* EXERCISE OBJECTIVE *
Output the lines that follow exactly as they are.

* TASK MATERIAL *
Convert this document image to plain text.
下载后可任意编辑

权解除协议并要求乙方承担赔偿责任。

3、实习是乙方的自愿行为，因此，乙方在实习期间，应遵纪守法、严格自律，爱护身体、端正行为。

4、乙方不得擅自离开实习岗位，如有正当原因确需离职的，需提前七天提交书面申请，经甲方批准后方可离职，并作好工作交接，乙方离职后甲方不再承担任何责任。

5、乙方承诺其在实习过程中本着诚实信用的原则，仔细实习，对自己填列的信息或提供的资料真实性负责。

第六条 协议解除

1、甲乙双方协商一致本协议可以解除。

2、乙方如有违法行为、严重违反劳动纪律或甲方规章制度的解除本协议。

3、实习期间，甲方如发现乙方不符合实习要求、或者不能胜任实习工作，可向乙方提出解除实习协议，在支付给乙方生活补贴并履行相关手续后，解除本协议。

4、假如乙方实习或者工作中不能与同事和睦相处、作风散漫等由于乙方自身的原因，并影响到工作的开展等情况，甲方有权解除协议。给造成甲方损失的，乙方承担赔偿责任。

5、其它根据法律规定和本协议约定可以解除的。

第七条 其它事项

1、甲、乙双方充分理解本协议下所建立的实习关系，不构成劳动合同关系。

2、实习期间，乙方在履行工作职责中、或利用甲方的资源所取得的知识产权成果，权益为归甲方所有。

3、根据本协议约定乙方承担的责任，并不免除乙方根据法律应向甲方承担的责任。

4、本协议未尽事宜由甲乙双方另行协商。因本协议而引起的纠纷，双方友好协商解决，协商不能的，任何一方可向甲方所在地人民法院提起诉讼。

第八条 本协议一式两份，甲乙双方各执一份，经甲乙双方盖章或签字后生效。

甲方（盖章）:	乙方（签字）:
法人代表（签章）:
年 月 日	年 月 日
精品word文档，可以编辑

* OUTPUT *
Convert this document image to plain text.
下载后可任意编辑

权解除协议并要求乙方承担赔偿责任。

3、实习是乙方的自愿行为，因此，乙方在实习期间，应遵纪守法、严格自律，爱护身体、端正行为。

4、乙方不得擅自离开实习岗位，如有正当原因确需离职的，需提前七天提交书面申请，经甲方批准后方可离职，并作好工作交接，乙方离职后甲方不再承担任何责任。

5、乙方承诺其在实习过程中本着诚实信用的原则，仔细实习，对自己填列的信息或提供的资料真实性负责。

第六条 协议解除

1、甲乙双方协商一致本协议可以解除。

2、乙方如有违法行为、严重违反劳动纪律或甲方规章制度的解除本协议。

3、实习期间，甲方如发现乙方不符合实习要求、或者不能胜任实习工作，可向乙方提出解除实习协议，在支付给乙方生活补贴并履行相关手续后，解除本协议。

4、假如乙方实习或者工作中不能与同事和睦相处、作风散漫等由于乙方自身的原因，并影响到工作的开展等情况，甲方有权解除协议。给造成甲方损失的，乙方承担赔偿责任。

5、其它根据法律规定和本协议约定可以解除的。

第七条 其它事项

1、甲、乙双方充分理解本协议下所建立的实习关系，不构成劳动合同关系。

2、实习期间，乙方在履行工作职责中、或利用甲方的资源所取得的知识产权成果，权益为归甲方所有。

3、根据本协议约定乙方承担的责任，并不免除乙方根据法律应向甲方承担的责任。

4、本协议未尽事宜由甲乙双方另行协商。因本协议而引起的纠纷，双方友好协商解决，协商不能的，任何一方可向甲方所在地人民法院提起诉讼。

第八条 本协议一式两份，甲乙双方各执一份，经甲乙双方盖章或签字后生效。

甲方（盖章）:	乙方（签字）:
法人代表（签章）:
年 月 日	年 月 日
精品word文档，可以编辑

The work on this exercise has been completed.